* TASK
Transcribe all of the records precisely as they are presented.

☆ ☆ ☆

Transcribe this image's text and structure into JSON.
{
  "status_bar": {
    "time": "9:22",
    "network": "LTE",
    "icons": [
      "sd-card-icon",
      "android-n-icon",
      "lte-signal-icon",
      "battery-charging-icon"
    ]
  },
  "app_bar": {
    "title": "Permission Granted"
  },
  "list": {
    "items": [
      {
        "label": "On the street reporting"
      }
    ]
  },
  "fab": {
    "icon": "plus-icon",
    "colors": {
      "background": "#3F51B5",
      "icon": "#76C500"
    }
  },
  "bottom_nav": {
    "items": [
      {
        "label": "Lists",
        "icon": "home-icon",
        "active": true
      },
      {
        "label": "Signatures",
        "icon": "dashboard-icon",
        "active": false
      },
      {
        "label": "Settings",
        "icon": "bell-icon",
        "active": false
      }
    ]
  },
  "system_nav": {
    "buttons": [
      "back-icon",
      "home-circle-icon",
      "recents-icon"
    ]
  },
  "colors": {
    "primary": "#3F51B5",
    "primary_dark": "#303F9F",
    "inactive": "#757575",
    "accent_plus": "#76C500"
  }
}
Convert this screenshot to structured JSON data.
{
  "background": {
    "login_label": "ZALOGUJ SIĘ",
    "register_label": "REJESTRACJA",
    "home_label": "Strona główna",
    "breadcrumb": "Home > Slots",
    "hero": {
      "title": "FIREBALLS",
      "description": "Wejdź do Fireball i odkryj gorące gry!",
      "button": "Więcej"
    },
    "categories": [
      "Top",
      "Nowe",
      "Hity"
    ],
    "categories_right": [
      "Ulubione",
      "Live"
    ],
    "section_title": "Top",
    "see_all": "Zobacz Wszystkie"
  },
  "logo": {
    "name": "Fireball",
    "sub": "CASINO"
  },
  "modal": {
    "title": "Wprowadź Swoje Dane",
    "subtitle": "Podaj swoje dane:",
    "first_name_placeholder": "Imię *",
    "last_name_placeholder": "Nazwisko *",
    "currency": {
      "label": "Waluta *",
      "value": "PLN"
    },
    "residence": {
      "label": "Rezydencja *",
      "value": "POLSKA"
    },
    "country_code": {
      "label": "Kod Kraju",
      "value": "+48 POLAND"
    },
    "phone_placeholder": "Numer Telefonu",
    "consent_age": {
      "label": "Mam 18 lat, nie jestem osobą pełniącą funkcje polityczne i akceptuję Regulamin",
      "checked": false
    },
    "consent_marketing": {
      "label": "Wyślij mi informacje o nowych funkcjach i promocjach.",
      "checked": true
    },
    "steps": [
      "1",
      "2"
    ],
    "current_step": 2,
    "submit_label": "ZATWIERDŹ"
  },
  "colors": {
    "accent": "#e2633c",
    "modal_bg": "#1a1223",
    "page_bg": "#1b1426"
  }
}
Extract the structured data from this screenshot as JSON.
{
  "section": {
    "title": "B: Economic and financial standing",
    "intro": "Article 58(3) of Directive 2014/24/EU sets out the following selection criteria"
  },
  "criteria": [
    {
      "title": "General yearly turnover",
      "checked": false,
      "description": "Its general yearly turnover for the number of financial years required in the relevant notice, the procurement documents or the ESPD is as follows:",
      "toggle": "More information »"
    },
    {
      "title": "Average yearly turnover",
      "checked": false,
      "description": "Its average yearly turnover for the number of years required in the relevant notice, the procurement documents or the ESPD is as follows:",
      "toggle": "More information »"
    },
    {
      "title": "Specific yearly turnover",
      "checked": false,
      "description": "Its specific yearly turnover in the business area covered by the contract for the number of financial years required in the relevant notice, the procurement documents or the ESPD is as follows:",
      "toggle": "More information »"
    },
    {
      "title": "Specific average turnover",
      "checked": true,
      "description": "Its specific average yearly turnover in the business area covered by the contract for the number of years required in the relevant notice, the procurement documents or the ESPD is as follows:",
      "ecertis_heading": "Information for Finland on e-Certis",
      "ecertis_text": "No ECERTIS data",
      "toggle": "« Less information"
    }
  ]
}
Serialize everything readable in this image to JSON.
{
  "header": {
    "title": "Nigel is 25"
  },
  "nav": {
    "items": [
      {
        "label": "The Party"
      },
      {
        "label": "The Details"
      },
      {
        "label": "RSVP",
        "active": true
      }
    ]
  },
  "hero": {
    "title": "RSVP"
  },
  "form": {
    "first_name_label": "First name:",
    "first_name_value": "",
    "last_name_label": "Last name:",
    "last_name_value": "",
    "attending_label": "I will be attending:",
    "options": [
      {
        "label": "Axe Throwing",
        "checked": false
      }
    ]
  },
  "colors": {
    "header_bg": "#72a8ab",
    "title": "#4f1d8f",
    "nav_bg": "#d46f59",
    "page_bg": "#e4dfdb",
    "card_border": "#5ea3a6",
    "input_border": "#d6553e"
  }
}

☆ ☆ ☆

* OUTPUT OF THE EXERCISE
Transcribe this image's text and structure into JSON.
{
  "status_bar": {
    "time": "9:22",
    "network": "LTE",
    "icons": [
      "sd-card-icon",
      "android-n-icon",
      "lte-signal-icon",
      "battery-charging-icon"
    ]
  },
  "app_bar": {
    "title": "Permission Granted"
  },
  "list": {
    "items": [
      {
        "label": "On the street reporting"
      }
    ]
  },
  "fab": {
    "icon": "plus-icon",
    "colors": {
      "background": "#3F51B5",
      "icon": "#76C500"
    }
  },
  "bottom_nav": {
    "items": [
      {
        "label": "Lists",
        "icon": "home-icon",
        "active": true
      },
      {
        "label": "Signatures",
        "icon": "dashboard-icon",
        "active": false
      },
      {
        "label": "Settings",
        "icon": "bell-icon",
        "active": false
      }
    ]
  },
  "system_nav": {
    "buttons": [
      "back-icon",
      "home-circle-icon",
      "recents-icon"
    ]
  },
  "colors": {
    "primary": "#3F51B5",
    "primary_dark": "#303F9F",
    "inactive": "#757575",
    "accent_plus": "#76C500"
  }
}
Convert this screenshot to structured JSON data.
{
  "background": {
    "login_label": "ZALOGUJ SIĘ",
    "register_label": "REJESTRACJA",
    "home_label": "Strona główna",
    "breadcrumb": "Home > Slots",
    "hero": {
      "title": "FIREBALLS",
      "description": "Wejdź do Fireball i odkryj gorące gry!",
      "button": "Więcej"
    },
    "categories": [
      "Top",
      "Nowe",
      "Hity"
    ],
    "categories_right": [
      "Ulubione",
      "Live"
    ],
    "section_title": "Top",
    "see_all": "Zobacz Wszystkie"
  },
  "logo": {
    "name": "Fireball",
    "sub": "CASINO"
  },
  "modal": {
    "title": "Wprowadź Swoje Dane",
    "subtitle": "Podaj swoje dane:",
    "first_name_placeholder": "Imię *",
    "last_name_placeholder": "Nazwisko *",
    "currency": {
      "label": "Waluta *",
      "value": "PLN"
    },
    "residence": {
      "label": "Rezydencja *",
      "value": "POLSKA"
    },
    "country_code": {
      "label": "Kod Kraju",
      "value": "+48 POLAND"
    },
    "phone_placeholder": "Numer Telefonu",
    "consent_age": {
      "label": "Mam 18 lat, nie jestem osobą pełniącą funkcje polityczne i akceptuję Regulamin",
      "checked": false
    },
    "consent_marketing": {
      "label": "Wyślij mi informacje o nowych funkcjach i promocjach.",
      "checked": true
    },
    "steps": [
      "1",
      "2"
    ],
    "current_step": 2,
    "submit_label": "ZATWIERDŹ"
  },
  "colors": {
    "accent": "#e2633c",
    "modal_bg": "#1a1223",
    "page_bg": "#1b1426"
  }
}
Extract the structured data from this screenshot as JSON.
{
  "section": {
    "title": "B: Economic and financial standing",
    "intro": "Article 58(3) of Directive 2014/24/EU sets out the following selection criteria"
  },
  "criteria": [
    {
      "title": "General yearly turnover",
      "checked": false,
      "description": "Its general yearly turnover for the number of financial years required in the relevant notice, the procurement documents or the ESPD is as follows:",
      "toggle": "More information »"
    },
    {
      "title": "Average yearly turnover",
      "checked": false,
      "description": "Its average yearly turnover for the number of years required in the relevant notice, the procurement documents or the ESPD is as follows:",
      "toggle": "More information »"
    },
    {
      "title": "Specific yearly turnover",
      "checked": false,
      "description": "Its specific yearly turnover in the business area covered by the contract for the number of financial years required in the relevant notice, the procurement documents or the ESPD is as follows:",
      "toggle": "More information »"
    },
    {
      "title": "Specific average turnover",
      "checked": true,
      "description": "Its specific average yearly turnover in the business area covered by the contract for the number of years required in the relevant notice, the procurement documents or the ESPD is as follows:",
      "ecertis_heading": "Information for Finland on e-Certis",
      "ecertis_text": "No ECERTIS data",
      "toggle": "« Less information"
    }
  ]
}
Serialize everything readable in this image to JSON.
{
  "header": {
    "title": "Nigel is 25"
  },
  "nav": {
    "items": [
      {
        "label": "The Party"
      },
      {
        "label": "The Details"
      },
      {
        "label": "RSVP",
        "active": true
      }
    ]
  },
  "hero": {
    "title": "RSVP"
  },
  "form": {
    "first_name_label": "First name:",
    "first_name_value": "",
    "last_name_label": "Last name:",
    "last_name_value": "",
    "attending_label": "I will be attending:",
    "options": [
      {
        "label": "Axe Throwing",
        "checked": false
      }
    ]
  },
  "colors": {
    "header_bg": "#72a8ab",
    "title": "#4f1d8f",
    "nav_bg": "#d46f59",
    "page_bg": "#e4dfdb",
    "card_border": "#5ea3a6",
    "input_border": "#d6553e"
  }
}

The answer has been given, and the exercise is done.